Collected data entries

_____

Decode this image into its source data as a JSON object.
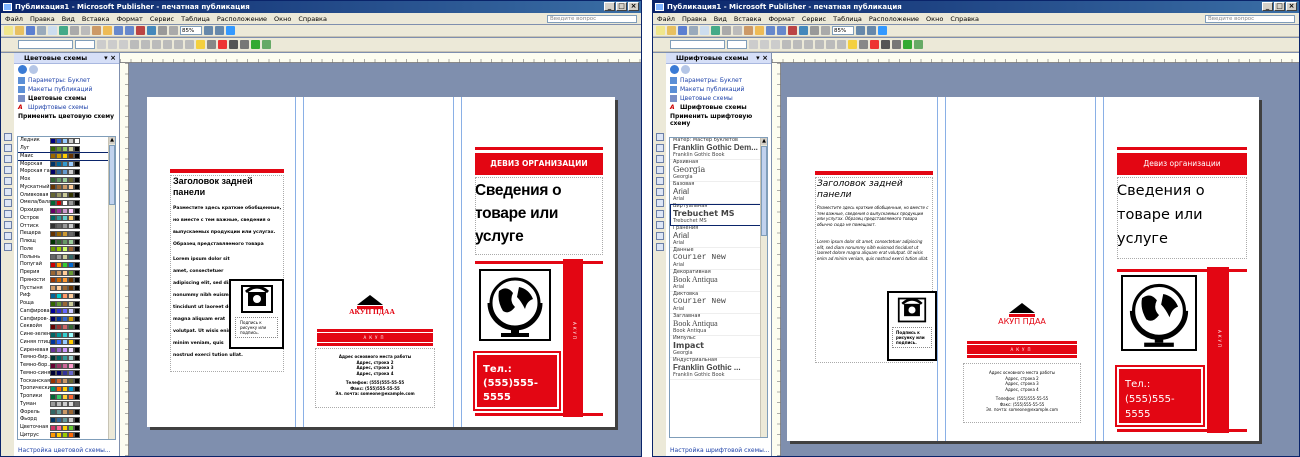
{
  "left": {
    "title": "Публикация1 - Microsoft Publisher - печатная публикация",
    "menu": [
      "Файл",
      "Правка",
      "Вид",
      "Вставка",
      "Формат",
      "Сервис",
      "Таблица",
      "Расположение",
      "Окно",
      "Справка"
    ],
    "ask": "Введите вопрос",
    "zoom": "85%",
    "taskpane_title": "Цветовые схемы",
    "links": [
      "Параметры: Буклет",
      "Макеты публикаций",
      "Цветовые схемы",
      "Шрифтовые схемы"
    ],
    "section": "Применить цветовую схему",
    "bottom_link": "Настройка цветовой схемы...",
    "schemes": [
      {
        "name": "Ледник",
        "c": [
          "#000080",
          "#3366cc",
          "#99ccff",
          "#cccccc",
          "#ffffff"
        ]
      },
      {
        "name": "Луг",
        "c": [
          "#336600",
          "#669933",
          "#99cc66",
          "#cccc99",
          "#000000"
        ]
      },
      {
        "name": "Маис",
        "c": [
          "#996600",
          "#cc9900",
          "#ffcc00",
          "#663300",
          "#000000"
        ]
      },
      {
        "name": "Морская",
        "c": [
          "#003366",
          "#006699",
          "#3399cc",
          "#99ccff",
          "#000000"
        ]
      },
      {
        "name": "Морская гавань",
        "c": [
          "#000066",
          "#336699",
          "#6699cc",
          "#cccccc",
          "#000000"
        ]
      },
      {
        "name": "Мох",
        "c": [
          "#336633",
          "#669966",
          "#99cc99",
          "#666633",
          "#000000"
        ]
      },
      {
        "name": "Мускатный...",
        "c": [
          "#663300",
          "#996633",
          "#cc9966",
          "#ffcc99",
          "#000000"
        ]
      },
      {
        "name": "Оливковая",
        "c": [
          "#666633",
          "#999966",
          "#cccc99",
          "#333300",
          "#000000"
        ]
      },
      {
        "name": "Омела/балая",
        "c": [
          "#006633",
          "#cc0000",
          "#ffffff",
          "#999999",
          "#000000"
        ]
      },
      {
        "name": "Орхидея",
        "c": [
          "#660066",
          "#993399",
          "#cc99cc",
          "#ffccff",
          "#000000"
        ]
      },
      {
        "name": "Остров",
        "c": [
          "#006666",
          "#339999",
          "#66cccc",
          "#ffcc66",
          "#000000"
        ]
      },
      {
        "name": "Оттиск",
        "c": [
          "#333333",
          "#666666",
          "#999999",
          "#cccccc",
          "#000000"
        ]
      },
      {
        "name": "Пещера",
        "c": [
          "#663300",
          "#996600",
          "#cc9933",
          "#666666",
          "#000000"
        ]
      },
      {
        "name": "Плющ",
        "c": [
          "#003300",
          "#336633",
          "#669966",
          "#99cc99",
          "#000000"
        ]
      },
      {
        "name": "Поле",
        "c": [
          "#669900",
          "#99cc00",
          "#ccff66",
          "#996633",
          "#000000"
        ]
      },
      {
        "name": "Полынь",
        "c": [
          "#666666",
          "#999999",
          "#cccc99",
          "#336666",
          "#000000"
        ]
      },
      {
        "name": "Попугай",
        "c": [
          "#cc0000",
          "#ff9900",
          "#33cc33",
          "#0066cc",
          "#000000"
        ]
      },
      {
        "name": "Прерия",
        "c": [
          "#996633",
          "#cc9966",
          "#ffcc99",
          "#669933",
          "#000000"
        ]
      },
      {
        "name": "Пряности",
        "c": [
          "#993300",
          "#cc6600",
          "#ff9933",
          "#663300",
          "#000000"
        ]
      },
      {
        "name": "Пустыня",
        "c": [
          "#cc9966",
          "#ffcc99",
          "#996633",
          "#663300",
          "#000000"
        ]
      },
      {
        "name": "Риф",
        "c": [
          "#006699",
          "#00cccc",
          "#ff9966",
          "#ffcc99",
          "#000000"
        ]
      },
      {
        "name": "Роща",
        "c": [
          "#336600",
          "#669933",
          "#996633",
          "#cccc99",
          "#000000"
        ]
      },
      {
        "name": "Сапфировая",
        "c": [
          "#000099",
          "#3333cc",
          "#6666ff",
          "#ccccff",
          "#000000"
        ]
      },
      {
        "name": "Сапфиров-...",
        "c": [
          "#000066",
          "#003399",
          "#3366cc",
          "#cc9900",
          "#000000"
        ]
      },
      {
        "name": "Секвойя",
        "c": [
          "#660000",
          "#993333",
          "#cc6666",
          "#336633",
          "#000000"
        ]
      },
      {
        "name": "Сине-зеленая",
        "c": [
          "#006666",
          "#009999",
          "#33cccc",
          "#99ffff",
          "#000000"
        ]
      },
      {
        "name": "Синяя птица",
        "c": [
          "#003399",
          "#3366ff",
          "#99ccff",
          "#ffcc00",
          "#000000"
        ]
      },
      {
        "name": "Сиреневая",
        "c": [
          "#663399",
          "#9966cc",
          "#cc99ff",
          "#eeddff",
          "#000000"
        ]
      },
      {
        "name": "Темно-бир...",
        "c": [
          "#003333",
          "#006666",
          "#339999",
          "#99cccc",
          "#000000"
        ]
      },
      {
        "name": "Темно-бор...",
        "c": [
          "#660033",
          "#993366",
          "#cc6699",
          "#ff99cc",
          "#000000"
        ]
      },
      {
        "name": "Темно-синяя",
        "c": [
          "#000033",
          "#000066",
          "#333399",
          "#6666cc",
          "#000000"
        ]
      },
      {
        "name": "Тосканская",
        "c": [
          "#993300",
          "#cc6633",
          "#cc9966",
          "#666633",
          "#000000"
        ]
      },
      {
        "name": "Тропический",
        "c": [
          "#009966",
          "#ff6600",
          "#ffcc00",
          "#0099cc",
          "#000000"
        ]
      },
      {
        "name": "Тропики",
        "c": [
          "#006633",
          "#33cc66",
          "#ffcc33",
          "#ff6633",
          "#000000"
        ]
      },
      {
        "name": "Туман",
        "c": [
          "#999999",
          "#bbbbbb",
          "#cccccc",
          "#dddddd",
          "#666666"
        ]
      },
      {
        "name": "Форель",
        "c": [
          "#336666",
          "#669999",
          "#cc9966",
          "#996633",
          "#000000"
        ]
      },
      {
        "name": "Фьорд",
        "c": [
          "#003366",
          "#336699",
          "#669999",
          "#cccccc",
          "#000000"
        ]
      },
      {
        "name": "Цветочная",
        "c": [
          "#cc3366",
          "#ff6699",
          "#ffcc00",
          "#66cc33",
          "#000000"
        ]
      },
      {
        "name": "Цитрус",
        "c": [
          "#ff9900",
          "#ffcc00",
          "#99cc00",
          "#ff6600",
          "#000000"
        ]
      },
      {
        "name": "Черно-белая",
        "c": [
          "#000000",
          "#333333",
          "#666666",
          "#ffffff",
          "#000000"
        ]
      }
    ],
    "doc": {
      "back_title": "Заголовок задней панели",
      "back_text1": "Разместите здесь краткие обобщенные, но вместе с тем важные, сведения о выпускаемых продукции или услугах. Образец представляемого товара обычно сюда не помещают.",
      "back_text2": "Lorem ipsum dolor sit amet, consectetuer adipiscing elit, sed diam nonummy nibh euismod tincidunt ut laoreet dolore magna aliquam erat volutpat. Ut wisis enim ad minim veniam, quis nostrud exerci tution ullat.",
      "caption": "Подпись к рисунку или подпись.",
      "org": "АКУП ПДАА",
      "address_label": "Адрес основного места работы",
      "address_lines": [
        "Адрес, строка 2",
        "Адрес, строка 3",
        "Адрес, строка 4"
      ],
      "phone_line": "Телефон: (555)555-55-55",
      "fax_line": "Факс: (555)555-55-55",
      "email_line": "Эл. почта: someone@example.com",
      "motto": "ДЕВИЗ ОРГАНИЗАЦИИ",
      "headline": "Сведения о товаре или услуге",
      "phone_big": "Тел.: (555)555-5555",
      "vertical": "АКУП",
      "band_text": "АКУП"
    }
  },
  "right": {
    "title": "Публикация1 - Microsoft Publisher - печатная публикация",
    "ask": "Введите вопрос",
    "zoom": "85%",
    "taskpane_title": "Шрифтовые схемы",
    "links": [
      "Параметры: Буклет",
      "Макеты публикаций",
      "Цветовые схемы",
      "Шрифтовые схемы"
    ],
    "section": "Применить шрифтовую схему",
    "bottom_link": "Настройка шрифтовой схемы...",
    "fonts": [
      {
        "name": "Матер: Мастер буклетов",
        "f1": "Franklin Gothic Dem...",
        "f2": "Franklin Gothic Book",
        "ff": "'Liberation Sans',sans-serif",
        "w": "bold",
        "st": "normal"
      },
      {
        "name": "Архивная",
        "f1": "Georgia",
        "f2": "Georgia",
        "ff": "'DejaVu Serif',serif",
        "w": "normal",
        "st": "normal"
      },
      {
        "name": "Базовая",
        "f1": "Arial",
        "f2": "Arial",
        "ff": "'Liberation Sans',sans-serif",
        "w": "normal",
        "st": "normal"
      },
      {
        "name": "Виртуальная",
        "f1": "Trebuchet MS",
        "f2": "Trebuchet MS",
        "ff": "'DejaVu Sans',sans-serif",
        "w": "bold",
        "st": "normal"
      },
      {
        "name": "Гранения",
        "f1": "Arial",
        "f2": "Arial",
        "ff": "'Liberation Sans',sans-serif",
        "w": "normal",
        "st": "normal"
      },
      {
        "name": "Данные",
        "f1": "Courier New",
        "f2": "Arial",
        "ff": "'Liberation Mono',monospace",
        "w": "normal",
        "st": "normal"
      },
      {
        "name": "Декоративная",
        "f1": "Book Antiqua",
        "f2": "Arial",
        "ff": "'Liberation Serif',serif",
        "w": "normal",
        "st": "normal"
      },
      {
        "name": "Диктовка",
        "f1": "Courier New",
        "f2": "Arial",
        "ff": "'Liberation Mono',monospace",
        "w": "normal",
        "st": "normal"
      },
      {
        "name": "Заглавная",
        "f1": "Book Antiqua",
        "f2": "Book Antiqua",
        "ff": "'Liberation Serif',serif",
        "w": "normal",
        "st": "normal"
      },
      {
        "name": "Импульс",
        "f1": "Impact",
        "f2": "Georgia",
        "ff": "'DejaVu Sans',sans-serif",
        "w": "bold",
        "st": "normal"
      },
      {
        "name": "Индустриальная",
        "f1": "Franklin Gothic ...",
        "f2": "Franklin Gothic Book",
        "ff": "'Liberation Sans',sans-serif",
        "w": "bold",
        "st": "normal"
      }
    ],
    "doc": {
      "back_title": "Заголовок задней панели",
      "back_text1": "Разместите здесь краткие обобщенные, но вместе с тем важные, сведения о выпускаемых продукции или услугах. Образец представляемого товара обычно сюда не помещают.",
      "back_text2": "Lorem ipsum dolor sit amet, consectetuer adipiscing elit, sed diam nonummy nibh euismod tincidunt ut laoreet dolore magna aliquam erat volutpat. Ut wisis enim ad minim veniam, quis nostrud exerci tution ullat.",
      "caption": "Подпись к рисунку или подпись.",
      "org": "АКУП ПДАА",
      "address_label": "Адрес основного места работы",
      "address_lines": [
        "Адрес, строка 2",
        "Адрес, строка 3",
        "Адрес, строка 4"
      ],
      "phone_line": "Телефон: (555)555-55-55",
      "fax_line": "Факс: (555)555-55-55",
      "email_line": "Эл. почта: someone@example.com",
      "motto": "Девиз организации",
      "headline": "Сведения о товаре или услуге",
      "phone_big": "Тел.: (555)555-5555",
      "vertical": "АКУП",
      "band_text": "АКУП"
    }
  },
  "colors": {
    "accent": "#e30613",
    "workspace": "#7f8fae",
    "titlebar": "#0a246a"
  }
}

_____

■ The request ■
Look over the listing. Pull out every line with the string "схемы" in it.

■ The output ■
    "taskpane_title": "Цветовые схемы",
      "Цветовые схемы",
      "Шрифтовые схемы"
    "bottom_link": "Настройка цветовой схемы...",
    "taskpane_title": "Шрифтовые схемы",
      "Цветовые схемы",
      "Шрифтовые схемы"
    "bottom_link": "Настройка шрифтовой схемы...",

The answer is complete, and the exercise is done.